Task to carry out. Reproduce the entries below, replacing "Light rain" with "Heavy rain" wherever it occurs and leaving everything else unchanged.

===

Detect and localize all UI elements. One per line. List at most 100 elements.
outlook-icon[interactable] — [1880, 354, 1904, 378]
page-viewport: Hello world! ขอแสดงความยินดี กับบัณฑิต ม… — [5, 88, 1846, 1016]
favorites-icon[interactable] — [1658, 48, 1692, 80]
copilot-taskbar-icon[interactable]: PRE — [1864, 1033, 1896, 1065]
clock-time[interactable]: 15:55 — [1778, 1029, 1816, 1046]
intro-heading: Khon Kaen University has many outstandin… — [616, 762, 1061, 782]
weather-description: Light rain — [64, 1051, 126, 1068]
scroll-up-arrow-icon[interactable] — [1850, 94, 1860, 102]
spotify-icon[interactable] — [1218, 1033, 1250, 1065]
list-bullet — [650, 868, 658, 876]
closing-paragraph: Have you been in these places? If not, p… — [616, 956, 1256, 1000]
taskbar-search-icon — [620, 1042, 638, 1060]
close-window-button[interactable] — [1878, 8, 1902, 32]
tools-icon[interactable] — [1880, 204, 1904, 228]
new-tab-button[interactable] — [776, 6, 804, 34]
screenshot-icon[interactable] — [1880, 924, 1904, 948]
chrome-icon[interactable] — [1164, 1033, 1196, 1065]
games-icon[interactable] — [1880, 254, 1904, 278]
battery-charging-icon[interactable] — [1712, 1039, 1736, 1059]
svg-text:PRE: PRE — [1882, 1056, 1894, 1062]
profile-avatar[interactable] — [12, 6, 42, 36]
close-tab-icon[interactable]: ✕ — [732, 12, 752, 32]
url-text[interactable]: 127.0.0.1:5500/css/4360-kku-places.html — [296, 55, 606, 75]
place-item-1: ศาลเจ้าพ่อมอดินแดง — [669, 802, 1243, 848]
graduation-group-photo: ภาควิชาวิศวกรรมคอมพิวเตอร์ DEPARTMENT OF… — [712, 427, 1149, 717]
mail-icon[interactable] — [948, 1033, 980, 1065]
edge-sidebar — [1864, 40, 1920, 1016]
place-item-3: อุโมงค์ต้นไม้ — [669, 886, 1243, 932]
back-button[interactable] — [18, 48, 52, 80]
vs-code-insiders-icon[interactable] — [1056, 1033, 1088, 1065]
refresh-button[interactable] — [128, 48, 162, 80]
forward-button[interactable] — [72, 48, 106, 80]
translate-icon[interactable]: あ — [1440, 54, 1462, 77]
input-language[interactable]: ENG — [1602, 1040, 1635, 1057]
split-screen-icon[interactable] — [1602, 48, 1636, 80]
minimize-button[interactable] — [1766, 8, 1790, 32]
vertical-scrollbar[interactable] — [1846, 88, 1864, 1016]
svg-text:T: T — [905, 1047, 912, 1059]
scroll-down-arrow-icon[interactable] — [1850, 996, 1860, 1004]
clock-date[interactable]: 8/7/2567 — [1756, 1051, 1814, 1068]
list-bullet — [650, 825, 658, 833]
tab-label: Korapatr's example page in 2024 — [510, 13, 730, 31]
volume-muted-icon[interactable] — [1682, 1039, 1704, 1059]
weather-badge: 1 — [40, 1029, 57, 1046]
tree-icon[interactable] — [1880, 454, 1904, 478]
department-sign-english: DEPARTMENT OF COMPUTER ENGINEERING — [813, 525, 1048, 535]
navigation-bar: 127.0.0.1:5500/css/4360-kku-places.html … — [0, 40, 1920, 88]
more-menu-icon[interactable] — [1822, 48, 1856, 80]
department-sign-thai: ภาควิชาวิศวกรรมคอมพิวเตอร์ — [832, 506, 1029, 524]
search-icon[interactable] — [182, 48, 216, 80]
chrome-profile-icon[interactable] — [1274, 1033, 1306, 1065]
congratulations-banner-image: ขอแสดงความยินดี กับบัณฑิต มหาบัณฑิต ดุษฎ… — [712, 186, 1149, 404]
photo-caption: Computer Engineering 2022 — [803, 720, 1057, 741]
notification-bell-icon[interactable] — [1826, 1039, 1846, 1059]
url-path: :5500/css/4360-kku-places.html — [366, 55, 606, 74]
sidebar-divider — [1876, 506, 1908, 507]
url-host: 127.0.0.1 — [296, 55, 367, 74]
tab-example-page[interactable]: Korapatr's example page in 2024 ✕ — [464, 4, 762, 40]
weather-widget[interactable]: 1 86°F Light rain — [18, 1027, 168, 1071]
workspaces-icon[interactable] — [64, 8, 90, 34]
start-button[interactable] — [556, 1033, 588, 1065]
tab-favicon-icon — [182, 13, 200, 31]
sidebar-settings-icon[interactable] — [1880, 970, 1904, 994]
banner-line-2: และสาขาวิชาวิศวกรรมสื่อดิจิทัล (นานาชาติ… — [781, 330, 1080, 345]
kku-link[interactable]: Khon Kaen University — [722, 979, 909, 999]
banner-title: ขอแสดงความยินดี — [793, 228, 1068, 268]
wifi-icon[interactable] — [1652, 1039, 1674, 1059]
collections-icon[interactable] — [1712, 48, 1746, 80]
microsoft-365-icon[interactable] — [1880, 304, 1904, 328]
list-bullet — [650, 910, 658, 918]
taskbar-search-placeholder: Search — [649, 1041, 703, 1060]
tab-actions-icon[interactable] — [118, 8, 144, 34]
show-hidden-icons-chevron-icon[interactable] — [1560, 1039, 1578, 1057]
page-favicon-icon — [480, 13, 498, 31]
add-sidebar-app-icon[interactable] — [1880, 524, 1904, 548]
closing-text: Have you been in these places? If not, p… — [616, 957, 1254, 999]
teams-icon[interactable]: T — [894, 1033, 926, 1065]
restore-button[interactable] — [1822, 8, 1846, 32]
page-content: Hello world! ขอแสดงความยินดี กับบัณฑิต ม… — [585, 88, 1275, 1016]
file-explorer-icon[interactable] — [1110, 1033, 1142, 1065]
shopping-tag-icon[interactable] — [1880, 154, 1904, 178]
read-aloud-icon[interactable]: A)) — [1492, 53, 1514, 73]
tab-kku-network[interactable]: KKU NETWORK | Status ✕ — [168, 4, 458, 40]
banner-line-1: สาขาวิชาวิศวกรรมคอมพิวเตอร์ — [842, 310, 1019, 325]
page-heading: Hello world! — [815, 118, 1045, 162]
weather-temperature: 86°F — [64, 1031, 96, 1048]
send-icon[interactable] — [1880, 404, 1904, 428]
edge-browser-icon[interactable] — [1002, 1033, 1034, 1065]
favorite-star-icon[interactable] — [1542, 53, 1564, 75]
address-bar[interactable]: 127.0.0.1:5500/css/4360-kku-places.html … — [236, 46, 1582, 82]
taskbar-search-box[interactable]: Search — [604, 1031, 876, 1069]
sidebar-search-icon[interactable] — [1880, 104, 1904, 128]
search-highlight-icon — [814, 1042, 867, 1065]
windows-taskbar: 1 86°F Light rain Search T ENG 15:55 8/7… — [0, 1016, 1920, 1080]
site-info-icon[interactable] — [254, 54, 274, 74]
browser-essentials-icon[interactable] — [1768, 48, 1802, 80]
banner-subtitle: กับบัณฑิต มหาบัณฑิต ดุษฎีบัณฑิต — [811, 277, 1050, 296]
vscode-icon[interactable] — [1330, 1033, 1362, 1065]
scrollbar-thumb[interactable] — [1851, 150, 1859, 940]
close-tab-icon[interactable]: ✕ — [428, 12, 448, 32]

===

Worked answer.
Detect and localize all UI elements. One per line. List at most 100 elements.
outlook-icon[interactable] — [1880, 354, 1904, 378]
page-viewport: Hello world! ขอแสดงความยินดี กับบัณฑิต ม… — [5, 88, 1846, 1016]
favorites-icon[interactable] — [1658, 48, 1692, 80]
copilot-taskbar-icon[interactable]: PRE — [1864, 1033, 1896, 1065]
clock-time[interactable]: 15:55 — [1778, 1029, 1816, 1046]
intro-heading: Khon Kaen University has many outstandin… — [616, 762, 1061, 782]
weather-description: Heavy rain — [64, 1051, 126, 1068]
scroll-up-arrow-icon[interactable] — [1850, 94, 1860, 102]
spotify-icon[interactable] — [1218, 1033, 1250, 1065]
list-bullet — [650, 868, 658, 876]
closing-paragraph: Have you been in these places? If not, p… — [616, 956, 1256, 1000]
taskbar-search-icon — [620, 1042, 638, 1060]
close-window-button[interactable] — [1878, 8, 1902, 32]
tools-icon[interactable] — [1880, 204, 1904, 228]
new-tab-button[interactable] — [776, 6, 804, 34]
screenshot-icon[interactable] — [1880, 924, 1904, 948]
chrome-icon[interactable] — [1164, 1033, 1196, 1065]
games-icon[interactable] — [1880, 254, 1904, 278]
battery-charging-icon[interactable] — [1712, 1039, 1736, 1059]
svg-text:PRE: PRE — [1882, 1056, 1894, 1062]
profile-avatar[interactable] — [12, 6, 42, 36]
close-tab-icon[interactable]: ✕ — [732, 12, 752, 32]
url-text[interactable]: 127.0.0.1:5500/css/4360-kku-places.html — [296, 55, 606, 75]
place-item-1: ศาลเจ้าพ่อมอดินแดง — [669, 802, 1243, 848]
graduation-group-photo: ภาควิชาวิศวกรรมคอมพิวเตอร์ DEPARTMENT OF… — [712, 427, 1149, 717]
mail-icon[interactable] — [948, 1033, 980, 1065]
edge-sidebar — [1864, 40, 1920, 1016]
place-item-3: อุโมงค์ต้นไม้ — [669, 886, 1243, 932]
back-button[interactable] — [18, 48, 52, 80]
vs-code-insiders-icon[interactable] — [1056, 1033, 1088, 1065]
refresh-button[interactable] — [128, 48, 162, 80]
forward-button[interactable] — [72, 48, 106, 80]
translate-icon[interactable]: あ — [1440, 54, 1462, 77]
input-language[interactable]: ENG — [1602, 1040, 1635, 1057]
split-screen-icon[interactable] — [1602, 48, 1636, 80]
minimize-button[interactable] — [1766, 8, 1790, 32]
vertical-scrollbar[interactable] — [1846, 88, 1864, 1016]
svg-text:T: T — [905, 1047, 912, 1059]
scroll-down-arrow-icon[interactable] — [1850, 996, 1860, 1004]
clock-date[interactable]: 8/7/2567 — [1756, 1051, 1814, 1068]
list-bullet — [650, 825, 658, 833]
tab-label: Korapatr's example page in 2024 — [510, 13, 730, 31]
volume-muted-icon[interactable] — [1682, 1039, 1704, 1059]
weather-badge: 1 — [40, 1029, 57, 1046]
tree-icon[interactable] — [1880, 454, 1904, 478]
department-sign-english: DEPARTMENT OF COMPUTER ENGINEERING — [813, 525, 1048, 535]
navigation-bar: 127.0.0.1:5500/css/4360-kku-places.html … — [0, 40, 1920, 88]
more-menu-icon[interactable] — [1822, 48, 1856, 80]
department-sign-thai: ภาควิชาวิศวกรรมคอมพิวเตอร์ — [832, 506, 1029, 524]
search-icon[interactable] — [182, 48, 216, 80]
chrome-profile-icon[interactable] — [1274, 1033, 1306, 1065]
congratulations-banner-image: ขอแสดงความยินดี กับบัณฑิต มหาบัณฑิต ดุษฎ… — [712, 186, 1149, 404]
photo-caption: Computer Engineering 2022 — [803, 720, 1057, 741]
notification-bell-icon[interactable] — [1826, 1039, 1846, 1059]
url-path: :5500/css/4360-kku-places.html — [366, 55, 606, 74]
sidebar-divider — [1876, 506, 1908, 507]
url-host: 127.0.0.1 — [296, 55, 367, 74]
tab-example-page[interactable]: Korapatr's example page in 2024 ✕ — [464, 4, 762, 40]
weather-widget[interactable]: 1 86°F Heavy rain — [18, 1027, 168, 1071]
workspaces-icon[interactable] — [64, 8, 90, 34]
start-button[interactable] — [556, 1033, 588, 1065]
tab-favicon-icon — [182, 13, 200, 31]
sidebar-settings-icon[interactable] — [1880, 970, 1904, 994]
banner-line-2: และสาขาวิชาวิศวกรรมสื่อดิจิทัล (นานาชาติ… — [781, 330, 1080, 345]
kku-link[interactable]: Khon Kaen University — [722, 979, 909, 999]
banner-title: ขอแสดงความยินดี — [793, 228, 1068, 268]
wifi-icon[interactable] — [1652, 1039, 1674, 1059]
collections-icon[interactable] — [1712, 48, 1746, 80]
microsoft-365-icon[interactable] — [1880, 304, 1904, 328]
list-bullet — [650, 910, 658, 918]
taskbar-search-placeholder: Search — [649, 1041, 703, 1060]
tab-actions-icon[interactable] — [118, 8, 144, 34]
show-hidden-icons-chevron-icon[interactable] — [1560, 1039, 1578, 1057]
page-favicon-icon — [480, 13, 498, 31]
add-sidebar-app-icon[interactable] — [1880, 524, 1904, 548]
closing-text: Have you been in these places? If not, p… — [616, 957, 1254, 999]
teams-icon[interactable]: T — [894, 1033, 926, 1065]
restore-button[interactable] — [1822, 8, 1846, 32]
page-content: Hello world! ขอแสดงความยินดี กับบัณฑิต ม… — [585, 88, 1275, 1016]
file-explorer-icon[interactable] — [1110, 1033, 1142, 1065]
shopping-tag-icon[interactable] — [1880, 154, 1904, 178]
read-aloud-icon[interactable]: A)) — [1492, 53, 1514, 73]
tab-kku-network[interactable]: KKU NETWORK | Status ✕ — [168, 4, 458, 40]
banner-line-1: สาขาวิชาวิศวกรรมคอมพิวเตอร์ — [842, 310, 1019, 325]
page-heading: Hello world! — [815, 118, 1045, 162]
weather-temperature: 86°F — [64, 1031, 96, 1048]
send-icon[interactable] — [1880, 404, 1904, 428]
edge-browser-icon[interactable] — [1002, 1033, 1034, 1065]
favorite-star-icon[interactable] — [1542, 53, 1564, 75]
address-bar[interactable]: 127.0.0.1:5500/css/4360-kku-places.html … — [236, 46, 1582, 82]
taskbar-search-box[interactable]: Search — [604, 1031, 876, 1069]
sidebar-search-icon[interactable] — [1880, 104, 1904, 128]
search-highlight-icon — [814, 1042, 867, 1065]
windows-taskbar: 1 86°F Heavy rain Search T ENG 15:55 8/7… — [0, 1016, 1920, 1080]
site-info-icon[interactable] — [254, 54, 274, 74]
browser-essentials-icon[interactable] — [1768, 48, 1802, 80]
banner-subtitle: กับบัณฑิต มหาบัณฑิต ดุษฎีบัณฑิต — [811, 277, 1050, 296]
vscode-icon[interactable] — [1330, 1033, 1362, 1065]
scrollbar-thumb[interactable] — [1851, 150, 1859, 940]
close-tab-icon[interactable]: ✕ — [428, 12, 448, 32]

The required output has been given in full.